*** SUPPLIED INFORMATION

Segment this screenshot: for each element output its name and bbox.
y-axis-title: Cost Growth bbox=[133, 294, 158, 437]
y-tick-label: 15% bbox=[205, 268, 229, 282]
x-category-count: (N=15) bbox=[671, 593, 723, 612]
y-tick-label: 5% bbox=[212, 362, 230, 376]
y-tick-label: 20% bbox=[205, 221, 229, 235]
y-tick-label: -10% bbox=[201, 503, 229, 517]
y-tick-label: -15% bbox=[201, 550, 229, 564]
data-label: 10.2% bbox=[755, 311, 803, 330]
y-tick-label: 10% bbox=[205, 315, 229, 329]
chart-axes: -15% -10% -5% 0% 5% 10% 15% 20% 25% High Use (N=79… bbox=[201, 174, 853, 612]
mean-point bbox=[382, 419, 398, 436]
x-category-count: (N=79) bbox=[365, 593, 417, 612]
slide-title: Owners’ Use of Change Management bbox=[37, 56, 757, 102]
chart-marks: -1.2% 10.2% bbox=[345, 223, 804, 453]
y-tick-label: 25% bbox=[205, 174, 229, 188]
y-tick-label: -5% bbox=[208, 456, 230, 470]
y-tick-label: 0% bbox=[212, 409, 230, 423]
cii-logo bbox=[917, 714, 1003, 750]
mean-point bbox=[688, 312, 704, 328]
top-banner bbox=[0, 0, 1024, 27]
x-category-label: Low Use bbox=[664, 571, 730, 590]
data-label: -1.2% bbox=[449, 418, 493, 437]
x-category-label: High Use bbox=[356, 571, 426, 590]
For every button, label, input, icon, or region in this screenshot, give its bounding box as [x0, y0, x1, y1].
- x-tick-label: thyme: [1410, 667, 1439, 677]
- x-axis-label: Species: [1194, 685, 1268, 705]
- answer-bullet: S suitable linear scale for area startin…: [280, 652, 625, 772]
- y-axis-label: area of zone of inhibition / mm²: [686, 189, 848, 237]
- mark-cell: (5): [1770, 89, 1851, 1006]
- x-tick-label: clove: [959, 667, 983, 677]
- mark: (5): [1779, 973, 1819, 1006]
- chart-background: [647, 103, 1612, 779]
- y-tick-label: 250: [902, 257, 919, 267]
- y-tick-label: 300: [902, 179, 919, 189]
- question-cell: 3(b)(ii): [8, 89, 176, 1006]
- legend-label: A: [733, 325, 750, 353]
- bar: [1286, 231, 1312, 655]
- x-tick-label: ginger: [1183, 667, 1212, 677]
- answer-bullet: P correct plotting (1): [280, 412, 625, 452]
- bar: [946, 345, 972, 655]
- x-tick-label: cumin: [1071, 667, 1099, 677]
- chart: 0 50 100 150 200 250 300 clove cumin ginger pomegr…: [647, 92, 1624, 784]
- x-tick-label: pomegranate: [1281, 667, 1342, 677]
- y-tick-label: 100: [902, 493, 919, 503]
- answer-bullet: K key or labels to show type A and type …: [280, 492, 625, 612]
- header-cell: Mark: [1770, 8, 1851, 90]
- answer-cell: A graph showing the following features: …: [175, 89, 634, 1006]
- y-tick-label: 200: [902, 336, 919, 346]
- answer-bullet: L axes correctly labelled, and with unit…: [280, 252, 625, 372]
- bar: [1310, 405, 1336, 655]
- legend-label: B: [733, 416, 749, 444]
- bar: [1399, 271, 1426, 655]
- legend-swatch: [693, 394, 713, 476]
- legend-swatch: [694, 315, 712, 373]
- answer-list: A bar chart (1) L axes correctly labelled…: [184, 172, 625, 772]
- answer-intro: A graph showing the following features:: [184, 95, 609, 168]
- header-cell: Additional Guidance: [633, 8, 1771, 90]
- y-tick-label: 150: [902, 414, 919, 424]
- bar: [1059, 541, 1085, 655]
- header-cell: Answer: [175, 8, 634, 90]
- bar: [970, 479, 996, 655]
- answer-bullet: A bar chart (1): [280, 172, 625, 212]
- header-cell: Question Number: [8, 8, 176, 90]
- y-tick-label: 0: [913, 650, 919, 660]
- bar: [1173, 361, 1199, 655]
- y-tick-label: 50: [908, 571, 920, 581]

******

Please lay out every line of the items above as a numbered list, skipping any blank lines.

1. Segment this screenshot: for each element output its name and bbox.
2. y-axis-title: Cost Growth bbox=[133, 294, 158, 437]
3. y-tick-label: 15% bbox=[205, 268, 229, 282]
4. x-category-count: (N=15) bbox=[671, 593, 723, 612]
5. y-tick-label: 5% bbox=[212, 362, 230, 376]
6. y-tick-label: 20% bbox=[205, 221, 229, 235]
7. y-tick-label: -10% bbox=[201, 503, 229, 517]
8. y-tick-label: -15% bbox=[201, 550, 229, 564]
9. data-label: 10.2% bbox=[755, 311, 803, 330]
10. y-tick-label: 10% bbox=[205, 315, 229, 329]
11. chart-axes: -15% -10% -5% 0% 5% 10% 15% 20% 25% High Use (N=79… bbox=[201, 174, 853, 612]
12. mean-point bbox=[382, 419, 398, 436]
13. x-category-count: (N=79) bbox=[365, 593, 417, 612]
14. slide-title: Owners’ Use of Change Management bbox=[37, 56, 757, 102]
15. chart-marks: -1.2% 10.2% bbox=[345, 223, 804, 453]
16. y-tick-label: 25% bbox=[205, 174, 229, 188]
17. y-tick-label: -5% bbox=[208, 456, 230, 470]
18. y-tick-label: 0% bbox=[212, 409, 230, 423]
19. cii-logo bbox=[917, 714, 1003, 750]
20. mean-point bbox=[688, 312, 704, 328]
21. top-banner bbox=[0, 0, 1024, 27]
22. x-category-label: Low Use bbox=[664, 571, 730, 590]
23. data-label: -1.2% bbox=[449, 418, 493, 437]
24. x-category-label: High Use bbox=[356, 571, 426, 590]
25. For every button, label, input, icon, or region in this screenshot, give its bounding box as [x0, y0, x1, y1].
26. - x-tick-label: thyme: [1410, 667, 1439, 677]
27. - x-axis-label: Species: [1194, 685, 1268, 705]
28. - answer-bullet: S suitable linear scale for area startin…: [280, 652, 625, 772]
29. - y-axis-label: area of zone of inhibition / mm²: [686, 189, 848, 237]
30. - mark-cell: (5): [1770, 89, 1851, 1006]
31. - x-tick-label: clove: [959, 667, 983, 677]
32. - mark: (5): [1779, 973, 1819, 1006]
33. - chart-background: [647, 103, 1612, 779]
34. - y-tick-label: 250: [902, 257, 919, 267]
35. - y-tick-label: 300: [902, 179, 919, 189]
36. - question-cell: 3(b)(ii): [8, 89, 176, 1006]
37. - legend-label: A: [733, 325, 750, 353]
38. - bar: [1286, 231, 1312, 655]
39. - x-tick-label: ginger: [1183, 667, 1212, 677]
40. - answer-bullet: P correct plotting (1): [280, 412, 625, 452]
41. - bar: [946, 345, 972, 655]
42. - x-tick-label: cumin: [1071, 667, 1099, 677]
43. - chart: 0 50 100 150 200 250 300 clove cumin ginger pomegr…: [647, 92, 1624, 784]
44. - x-tick-label: pomegranate: [1281, 667, 1342, 677]
45. - y-tick-label: 100: [902, 493, 919, 503]
46. - answer-bullet: K key or labels to show type A and type …: [280, 492, 625, 612]
47. - header-cell: Mark: [1770, 8, 1851, 90]
48. - answer-cell: A graph showing the following features: …: [175, 89, 634, 1006]
49. - y-tick-label: 200: [902, 336, 919, 346]
50. - answer-bullet: L axes correctly labelled, and with unit…: [280, 252, 625, 372]
51. - bar: [1310, 405, 1336, 655]
52. - legend-label: B: [733, 416, 749, 444]
53. - bar: [1399, 271, 1426, 655]
54. - legend-swatch: [693, 394, 713, 476]
55. - legend-swatch: [694, 315, 712, 373]
56. - answer-list: A bar chart (1) L axes correctly labelled…: [184, 172, 625, 772]
57. - answer-intro: A graph showing the following features:: [184, 95, 609, 168]
58. - header-cell: Additional Guidance: [633, 8, 1771, 90]
59. - y-tick-label: 150: [902, 414, 919, 424]
60. - bar: [1059, 541, 1085, 655]
61. - header-cell: Answer: [175, 8, 634, 90]
62. - bar: [970, 479, 996, 655]
63. - answer-bullet: A bar chart (1): [280, 172, 625, 212]
64. - header-cell: Question Number: [8, 8, 176, 90]
65. - y-tick-label: 0: [913, 650, 919, 660]
66. - bar: [1173, 361, 1199, 655]
67. - y-tick-label: 50: [908, 571, 920, 581]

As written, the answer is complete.